Textauszug ->
Jonas ist musikalisch und würde gerne Horn spielen. Aber er kann nicht in die Musikschule zum Einzelunterricht, weil dafür in der Familie kein Geld da ist. Und ein Horn kann er sich erst recht nicht leisten. Ein Vater aus der Nachbarschaft hat das mitgekriegt und ein Instrument für Jonas organisiert. Für den Monatsbeitrag in der Musikschule findet er Paten, die das ein Jahr lang finanzieren. Ein Junge und die Musik. Ein Tropfen auf dem heißen Stein.

Anna ist im Heim, sie hat keine Angehörigen mehr. Sie sind alle weggezogen oder tot. Das Heim ist nicht am Ort, wo sie lange gelebt hat. Dort gab’s keinen Platz für sie. Anna wäre sehr einsam, wenn es da nicht die Gruppe von Frauen gäbe, die sich abwechseln und im Heim Besuche machen. Immer eine Stunde jeden Tag. Bei denen, die sonst keinen Besuch bekommen. Das vertreibt die dunklen Gedanken und lässt Anna ihre Einsamkeit eine Weile vergessen. Ein Tropfen auf dem heißen Stein.

Aufgabe 1 -> Bitte schreib aus dem Textauszug über Jonas und Anna genau die Stelle ab, die mit den Worten „Anna ist im“ anfängt und mit „vergessen. Ein Tropfen auf dem heißen Stein.“ aufhört.
Aufgabe 2 -> Schreib den Textauszug über Jonas und Anna im Anschluss an seinen letzten Satz weiter.
Das Material hat keinen Bezug zum Textauszug.

[Gespeicherte Einträge]
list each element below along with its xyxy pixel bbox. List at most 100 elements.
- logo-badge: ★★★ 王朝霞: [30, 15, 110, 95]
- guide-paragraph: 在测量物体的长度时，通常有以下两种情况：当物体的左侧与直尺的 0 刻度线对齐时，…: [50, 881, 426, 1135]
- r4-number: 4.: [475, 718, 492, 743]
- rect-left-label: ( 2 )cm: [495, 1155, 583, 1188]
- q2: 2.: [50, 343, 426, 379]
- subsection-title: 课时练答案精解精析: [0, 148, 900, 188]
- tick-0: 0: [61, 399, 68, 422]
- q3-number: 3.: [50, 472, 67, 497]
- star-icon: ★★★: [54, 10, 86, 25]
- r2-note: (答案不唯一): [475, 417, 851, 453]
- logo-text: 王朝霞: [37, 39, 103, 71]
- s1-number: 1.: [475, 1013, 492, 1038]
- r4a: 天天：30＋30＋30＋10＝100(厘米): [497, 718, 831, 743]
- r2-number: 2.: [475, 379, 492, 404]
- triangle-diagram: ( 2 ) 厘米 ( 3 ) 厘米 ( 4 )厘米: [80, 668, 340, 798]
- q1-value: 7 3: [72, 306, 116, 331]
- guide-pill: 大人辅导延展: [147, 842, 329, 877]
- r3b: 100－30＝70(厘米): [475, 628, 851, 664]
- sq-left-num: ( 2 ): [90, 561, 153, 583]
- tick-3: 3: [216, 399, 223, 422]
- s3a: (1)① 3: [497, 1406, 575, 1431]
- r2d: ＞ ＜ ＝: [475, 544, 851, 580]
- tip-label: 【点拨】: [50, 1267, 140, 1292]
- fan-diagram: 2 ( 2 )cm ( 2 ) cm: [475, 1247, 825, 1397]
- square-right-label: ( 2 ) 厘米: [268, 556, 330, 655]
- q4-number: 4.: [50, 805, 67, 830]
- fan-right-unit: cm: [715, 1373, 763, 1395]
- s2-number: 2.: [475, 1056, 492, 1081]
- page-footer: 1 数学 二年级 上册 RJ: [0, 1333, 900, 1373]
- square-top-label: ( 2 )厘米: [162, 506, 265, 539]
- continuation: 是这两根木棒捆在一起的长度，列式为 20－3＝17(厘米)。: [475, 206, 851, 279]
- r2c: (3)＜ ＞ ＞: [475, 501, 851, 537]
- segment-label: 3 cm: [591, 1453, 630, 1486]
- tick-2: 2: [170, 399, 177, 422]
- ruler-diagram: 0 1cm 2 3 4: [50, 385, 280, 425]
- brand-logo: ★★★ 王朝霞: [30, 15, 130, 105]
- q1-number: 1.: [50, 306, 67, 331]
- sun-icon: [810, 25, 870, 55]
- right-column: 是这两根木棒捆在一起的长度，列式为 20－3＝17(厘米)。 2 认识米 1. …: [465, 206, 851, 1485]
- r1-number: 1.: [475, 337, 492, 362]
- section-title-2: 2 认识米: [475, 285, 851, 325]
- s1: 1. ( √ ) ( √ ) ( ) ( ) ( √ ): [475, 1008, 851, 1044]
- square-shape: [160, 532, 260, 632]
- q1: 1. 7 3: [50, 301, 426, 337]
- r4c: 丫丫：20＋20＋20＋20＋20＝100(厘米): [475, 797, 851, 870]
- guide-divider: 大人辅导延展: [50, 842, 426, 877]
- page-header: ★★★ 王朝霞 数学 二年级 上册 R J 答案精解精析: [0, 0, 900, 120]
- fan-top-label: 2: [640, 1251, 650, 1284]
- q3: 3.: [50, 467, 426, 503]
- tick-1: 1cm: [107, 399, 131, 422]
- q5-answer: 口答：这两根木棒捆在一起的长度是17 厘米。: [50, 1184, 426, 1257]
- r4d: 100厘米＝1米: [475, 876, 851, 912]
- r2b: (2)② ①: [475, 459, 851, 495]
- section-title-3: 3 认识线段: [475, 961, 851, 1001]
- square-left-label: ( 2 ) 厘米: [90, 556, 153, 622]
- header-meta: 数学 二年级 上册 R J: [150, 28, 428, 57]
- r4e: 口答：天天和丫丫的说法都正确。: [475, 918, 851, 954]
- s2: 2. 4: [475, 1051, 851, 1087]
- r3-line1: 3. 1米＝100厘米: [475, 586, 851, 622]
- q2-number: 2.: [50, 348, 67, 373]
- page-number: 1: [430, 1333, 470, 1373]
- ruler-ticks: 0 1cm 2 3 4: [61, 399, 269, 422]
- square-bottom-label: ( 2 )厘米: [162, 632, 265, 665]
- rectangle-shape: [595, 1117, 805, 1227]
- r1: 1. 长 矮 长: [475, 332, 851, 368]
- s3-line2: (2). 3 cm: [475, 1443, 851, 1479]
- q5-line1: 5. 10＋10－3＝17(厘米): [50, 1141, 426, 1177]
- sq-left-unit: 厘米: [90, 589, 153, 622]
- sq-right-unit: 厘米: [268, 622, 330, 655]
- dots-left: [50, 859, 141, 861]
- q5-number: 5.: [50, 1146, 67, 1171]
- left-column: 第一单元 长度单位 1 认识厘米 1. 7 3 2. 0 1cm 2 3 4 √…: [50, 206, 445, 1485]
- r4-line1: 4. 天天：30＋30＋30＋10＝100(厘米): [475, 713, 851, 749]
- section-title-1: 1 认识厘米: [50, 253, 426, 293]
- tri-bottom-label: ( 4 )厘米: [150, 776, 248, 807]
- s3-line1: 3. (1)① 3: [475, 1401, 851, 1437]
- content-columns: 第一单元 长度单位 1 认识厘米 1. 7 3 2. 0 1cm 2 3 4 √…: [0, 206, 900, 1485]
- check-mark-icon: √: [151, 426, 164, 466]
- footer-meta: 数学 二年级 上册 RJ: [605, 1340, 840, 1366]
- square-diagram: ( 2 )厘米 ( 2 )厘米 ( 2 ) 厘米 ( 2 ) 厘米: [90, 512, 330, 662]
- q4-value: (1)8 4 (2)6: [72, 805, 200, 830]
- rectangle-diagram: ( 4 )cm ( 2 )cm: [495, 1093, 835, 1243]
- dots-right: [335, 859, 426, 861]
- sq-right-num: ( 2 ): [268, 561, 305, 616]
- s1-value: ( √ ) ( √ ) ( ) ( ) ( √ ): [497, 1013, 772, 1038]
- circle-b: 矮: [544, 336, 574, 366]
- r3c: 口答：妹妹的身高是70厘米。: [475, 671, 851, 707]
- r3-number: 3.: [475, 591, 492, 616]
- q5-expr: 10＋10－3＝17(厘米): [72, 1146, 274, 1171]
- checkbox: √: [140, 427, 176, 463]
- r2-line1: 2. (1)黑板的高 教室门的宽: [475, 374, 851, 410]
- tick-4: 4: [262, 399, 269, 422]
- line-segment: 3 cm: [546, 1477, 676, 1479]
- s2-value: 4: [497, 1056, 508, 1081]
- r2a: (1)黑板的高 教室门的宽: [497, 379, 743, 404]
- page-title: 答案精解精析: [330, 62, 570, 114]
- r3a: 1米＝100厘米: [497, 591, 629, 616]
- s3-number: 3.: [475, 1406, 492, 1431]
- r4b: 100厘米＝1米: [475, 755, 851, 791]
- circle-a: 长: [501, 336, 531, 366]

Schriftliche Antwort 1 ->
Anna ist im Heim, sie hat keine Angehörigen mehr. Sie sind alle weggezogen oder tot. Das Heim ist nicht am Ort, wo sie lange gelebt hat. Dort gab’s keinen Platz für sie. Anna wäre sehr einsam, wenn es da nicht die Gruppe von Frauen gäbe, die sich abwechseln und im Heim Besuche machen. Immer eine Stunde jeden Tag. Bei denen, die sonst keinen Besuch bekommen. Das vertreibt die dunklen Gedanken und lässt Anna ihre Einsamkeit eine Weile vergessen. Ein Tropfen auf dem heißen Stein.

Schriftliche Antwort 2 ->
Familie Sabía aus Syrien darf in Deutschland bleiben. Mutter, Vater und die drei Kinder sind glücklich. Aber im komplizierten Gefüge der deutschen Bürokratie finden sie sich noch lange nicht zurecht. Dort, wo sie wohnen, hat sich ein Stadtteiltreff gegründet. Wer ein Problem hat, findet dort einmal pro Woche einen Ansprechpartner, der sich das anhört und weiterhilft. Meistens sind das pensionierte Menschen, die sich gut auskennen mit Formularen und Behörden. Bis die Sabías das in ein paar Monaten selbst können. Ein Tropfen auf dem heißen Stein.

Das sind drei schöne Beispiele. Aber es sind eben auch Einzelfälle. Nicht überall klappt es so gut. Es gibt viel mehr Situationen, wo Menschen, die etwas brauchen, keine Hilfe erfahren, weil es zu viele sind, weil man sie übersieht oder an ihrer Not vorübergeht.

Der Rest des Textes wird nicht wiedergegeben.